#### THE TASK
Write the material out again, line by line, exactly as it is.
** start **
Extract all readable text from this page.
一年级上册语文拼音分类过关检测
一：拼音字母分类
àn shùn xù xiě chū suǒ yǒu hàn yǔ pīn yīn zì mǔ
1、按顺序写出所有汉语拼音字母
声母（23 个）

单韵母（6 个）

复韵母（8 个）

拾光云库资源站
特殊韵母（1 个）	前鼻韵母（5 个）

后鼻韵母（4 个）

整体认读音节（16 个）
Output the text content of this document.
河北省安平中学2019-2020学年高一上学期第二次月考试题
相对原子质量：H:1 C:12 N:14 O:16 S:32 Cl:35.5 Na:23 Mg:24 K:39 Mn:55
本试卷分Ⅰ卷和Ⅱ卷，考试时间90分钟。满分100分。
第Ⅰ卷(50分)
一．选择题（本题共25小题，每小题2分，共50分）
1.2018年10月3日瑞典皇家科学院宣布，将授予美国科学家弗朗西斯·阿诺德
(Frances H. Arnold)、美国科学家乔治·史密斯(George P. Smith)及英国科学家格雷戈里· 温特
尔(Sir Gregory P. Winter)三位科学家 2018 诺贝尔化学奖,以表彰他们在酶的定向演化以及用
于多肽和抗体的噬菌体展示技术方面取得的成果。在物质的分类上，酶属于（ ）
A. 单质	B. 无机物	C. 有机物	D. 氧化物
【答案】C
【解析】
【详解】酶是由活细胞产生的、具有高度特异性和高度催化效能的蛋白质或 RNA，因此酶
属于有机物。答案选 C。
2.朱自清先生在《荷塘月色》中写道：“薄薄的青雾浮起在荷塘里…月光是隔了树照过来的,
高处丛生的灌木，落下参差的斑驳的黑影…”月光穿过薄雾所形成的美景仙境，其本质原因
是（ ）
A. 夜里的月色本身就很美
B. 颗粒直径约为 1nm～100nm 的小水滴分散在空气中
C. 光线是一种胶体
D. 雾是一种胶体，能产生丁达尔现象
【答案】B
** end **
#### RESPONSE TO THIS TASK
Extract all readable text from this page.
一年级上册语文拼音分类过关检测
一：拼音字母分类
àn shùn xù xiě chū suǒ yǒu hàn yǔ pīn yīn zì mǔ
1、按顺序写出所有汉语拼音字母
声母（23 个）

单韵母（6 个）

复韵母（8 个）

拾光云库资源站
特殊韵母（1 个）	前鼻韵母（5 个）

后鼻韵母（4 个）

整体认读音节（16 个）
Output the text content of this document.
河北省安平中学2019-2020学年高一上学期第二次月考试题
相对原子质量：H:1 C:12 N:14 O:16 S:32 Cl:35.5 Na:23 Mg:24 K:39 Mn:55
本试卷分Ⅰ卷和Ⅱ卷，考试时间90分钟。满分100分。
第Ⅰ卷(50分)
一．选择题（本题共25小题，每小题2分，共50分）
1.2018年10月3日瑞典皇家科学院宣布，将授予美国科学家弗朗西斯·阿诺德
(Frances H. Arnold)、美国科学家乔治·史密斯(George P. Smith)及英国科学家格雷戈里· 温特
尔(Sir Gregory P. Winter)三位科学家 2018 诺贝尔化学奖,以表彰他们在酶的定向演化以及用
于多肽和抗体的噬菌体展示技术方面取得的成果。在物质的分类上，酶属于（ ）
A. 单质	B. 无机物	C. 有机物	D. 氧化物
【答案】C
【解析】
【详解】酶是由活细胞产生的、具有高度特异性和高度催化效能的蛋白质或 RNA，因此酶
属于有机物。答案选 C。
2.朱自清先生在《荷塘月色》中写道：“薄薄的青雾浮起在荷塘里…月光是隔了树照过来的,
高处丛生的灌木，落下参差的斑驳的黑影…”月光穿过薄雾所形成的美景仙境，其本质原因
是（ ）
A. 夜里的月色本身就很美
B. 颗粒直径约为 1nm～100nm 的小水滴分散在空气中
C. 光线是一种胶体
D. 雾是一种胶体，能产生丁达尔现象
【答案】B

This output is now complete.